__Data to use__
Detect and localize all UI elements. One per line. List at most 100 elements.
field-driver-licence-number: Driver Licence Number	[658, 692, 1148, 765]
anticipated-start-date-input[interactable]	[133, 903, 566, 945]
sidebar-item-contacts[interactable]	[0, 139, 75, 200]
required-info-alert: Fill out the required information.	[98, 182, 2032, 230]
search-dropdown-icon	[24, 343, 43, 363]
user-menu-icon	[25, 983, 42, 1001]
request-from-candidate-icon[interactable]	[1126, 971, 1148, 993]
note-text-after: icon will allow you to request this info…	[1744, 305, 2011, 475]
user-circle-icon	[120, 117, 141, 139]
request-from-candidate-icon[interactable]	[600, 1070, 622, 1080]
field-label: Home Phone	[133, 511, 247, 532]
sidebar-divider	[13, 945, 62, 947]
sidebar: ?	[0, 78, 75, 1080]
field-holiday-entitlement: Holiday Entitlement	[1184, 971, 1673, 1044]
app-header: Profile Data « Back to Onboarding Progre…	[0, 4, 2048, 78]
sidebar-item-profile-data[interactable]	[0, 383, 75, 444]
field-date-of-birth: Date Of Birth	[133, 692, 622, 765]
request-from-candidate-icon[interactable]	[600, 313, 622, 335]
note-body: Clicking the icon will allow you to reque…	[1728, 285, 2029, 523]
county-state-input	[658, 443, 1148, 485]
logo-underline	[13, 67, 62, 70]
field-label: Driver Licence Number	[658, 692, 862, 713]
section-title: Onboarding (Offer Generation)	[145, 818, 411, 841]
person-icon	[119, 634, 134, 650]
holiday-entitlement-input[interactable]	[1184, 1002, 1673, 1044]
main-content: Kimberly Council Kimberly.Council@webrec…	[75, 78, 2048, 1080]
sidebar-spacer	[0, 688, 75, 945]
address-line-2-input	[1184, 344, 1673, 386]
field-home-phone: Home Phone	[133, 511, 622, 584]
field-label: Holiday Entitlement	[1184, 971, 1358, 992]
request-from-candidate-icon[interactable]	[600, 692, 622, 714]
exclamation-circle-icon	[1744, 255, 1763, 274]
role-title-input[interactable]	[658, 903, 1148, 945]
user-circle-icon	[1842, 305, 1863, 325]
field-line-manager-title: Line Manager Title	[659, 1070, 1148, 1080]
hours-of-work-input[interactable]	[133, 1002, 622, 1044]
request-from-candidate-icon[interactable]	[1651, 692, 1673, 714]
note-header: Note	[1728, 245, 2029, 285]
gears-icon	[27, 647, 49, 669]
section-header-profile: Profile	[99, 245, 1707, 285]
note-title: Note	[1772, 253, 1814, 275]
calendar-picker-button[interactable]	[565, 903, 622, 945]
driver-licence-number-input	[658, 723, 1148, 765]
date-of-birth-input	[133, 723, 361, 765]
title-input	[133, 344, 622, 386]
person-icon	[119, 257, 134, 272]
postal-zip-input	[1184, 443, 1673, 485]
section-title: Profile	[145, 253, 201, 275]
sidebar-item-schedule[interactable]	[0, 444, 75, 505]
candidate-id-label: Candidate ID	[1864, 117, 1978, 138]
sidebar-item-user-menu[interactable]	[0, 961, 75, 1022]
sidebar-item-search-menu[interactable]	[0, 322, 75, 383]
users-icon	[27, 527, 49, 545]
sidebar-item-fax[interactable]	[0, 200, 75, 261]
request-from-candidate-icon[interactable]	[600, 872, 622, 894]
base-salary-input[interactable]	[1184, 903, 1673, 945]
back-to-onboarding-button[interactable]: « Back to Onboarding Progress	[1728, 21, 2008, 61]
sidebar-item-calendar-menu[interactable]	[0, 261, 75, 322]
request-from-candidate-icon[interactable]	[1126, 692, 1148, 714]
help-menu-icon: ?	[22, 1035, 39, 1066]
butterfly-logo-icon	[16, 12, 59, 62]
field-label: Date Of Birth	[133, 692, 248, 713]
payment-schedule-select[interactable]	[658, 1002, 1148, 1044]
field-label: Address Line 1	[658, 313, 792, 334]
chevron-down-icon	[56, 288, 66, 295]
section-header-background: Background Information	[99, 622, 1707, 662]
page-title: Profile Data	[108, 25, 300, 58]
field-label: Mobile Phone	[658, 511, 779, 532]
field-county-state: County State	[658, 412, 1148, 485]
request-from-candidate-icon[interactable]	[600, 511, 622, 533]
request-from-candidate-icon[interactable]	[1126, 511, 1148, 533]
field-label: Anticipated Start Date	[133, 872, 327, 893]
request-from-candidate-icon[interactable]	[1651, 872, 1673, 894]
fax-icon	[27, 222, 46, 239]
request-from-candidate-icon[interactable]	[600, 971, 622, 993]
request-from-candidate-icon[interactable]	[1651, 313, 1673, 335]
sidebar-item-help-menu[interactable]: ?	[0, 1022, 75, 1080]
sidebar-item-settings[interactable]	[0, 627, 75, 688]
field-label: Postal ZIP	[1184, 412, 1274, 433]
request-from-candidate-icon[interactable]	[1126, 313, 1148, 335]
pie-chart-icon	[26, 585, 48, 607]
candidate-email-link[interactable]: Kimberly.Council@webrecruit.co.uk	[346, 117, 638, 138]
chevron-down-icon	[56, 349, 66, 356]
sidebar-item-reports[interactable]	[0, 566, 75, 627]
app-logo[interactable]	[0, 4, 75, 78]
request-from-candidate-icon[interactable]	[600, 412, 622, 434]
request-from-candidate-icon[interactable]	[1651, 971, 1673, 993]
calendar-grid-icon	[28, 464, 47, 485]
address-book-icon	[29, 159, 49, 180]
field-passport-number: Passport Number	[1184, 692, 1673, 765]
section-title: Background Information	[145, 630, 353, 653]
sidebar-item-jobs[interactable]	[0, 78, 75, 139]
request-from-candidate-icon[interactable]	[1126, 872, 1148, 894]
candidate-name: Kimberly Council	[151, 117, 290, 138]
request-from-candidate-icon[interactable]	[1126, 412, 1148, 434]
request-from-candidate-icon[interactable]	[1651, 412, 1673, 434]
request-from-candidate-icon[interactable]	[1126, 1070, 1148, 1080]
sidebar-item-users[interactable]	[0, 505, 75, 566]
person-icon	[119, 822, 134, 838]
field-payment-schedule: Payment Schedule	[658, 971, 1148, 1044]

__What the task requires__
Starting at the first line of the rows and ending at the line containing "344, 1673, 386]", write those lines out again, changing "request-from-candidate-icon" to "ask-candidate-icon" and leaving everything else as it is.

__Output for this task__
Detect and localize all UI elements. One per line. List at most 100 elements.
field-driver-licence-number: Driver Licence Number	[658, 692, 1148, 765]
anticipated-start-date-input[interactable]	[133, 903, 566, 945]
sidebar-item-contacts[interactable]	[0, 139, 75, 200]
required-info-alert: Fill out the required information.	[98, 182, 2032, 230]
search-dropdown-icon	[24, 343, 43, 363]
user-menu-icon	[25, 983, 42, 1001]
ask-candidate-icon[interactable]	[1126, 971, 1148, 993]
note-text-after: icon will allow you to request this info…	[1744, 305, 2011, 475]
user-circle-icon	[120, 117, 141, 139]
ask-candidate-icon[interactable]	[600, 1070, 622, 1080]
field-label: Home Phone	[133, 511, 247, 532]
sidebar-divider	[13, 945, 62, 947]
sidebar: ?	[0, 78, 75, 1080]
field-holiday-entitlement: Holiday Entitlement	[1184, 971, 1673, 1044]
app-header: Profile Data « Back to Onboarding Progre…	[0, 4, 2048, 78]
sidebar-item-profile-data[interactable]	[0, 383, 75, 444]
field-date-of-birth: Date Of Birth	[133, 692, 622, 765]
ask-candidate-icon[interactable]	[600, 313, 622, 335]
note-body: Clicking the icon will allow you to reque…	[1728, 285, 2029, 523]
county-state-input	[658, 443, 1148, 485]
logo-underline	[13, 67, 62, 70]
field-label: Driver Licence Number	[658, 692, 862, 713]
section-title: Onboarding (Offer Generation)	[145, 818, 411, 841]
person-icon	[119, 634, 134, 650]
holiday-entitlement-input[interactable]	[1184, 1002, 1673, 1044]
main-content: Kimberly Council Kimberly.Council@webrec…	[75, 78, 2048, 1080]
sidebar-spacer	[0, 688, 75, 945]
address-line-2-input	[1184, 344, 1673, 386]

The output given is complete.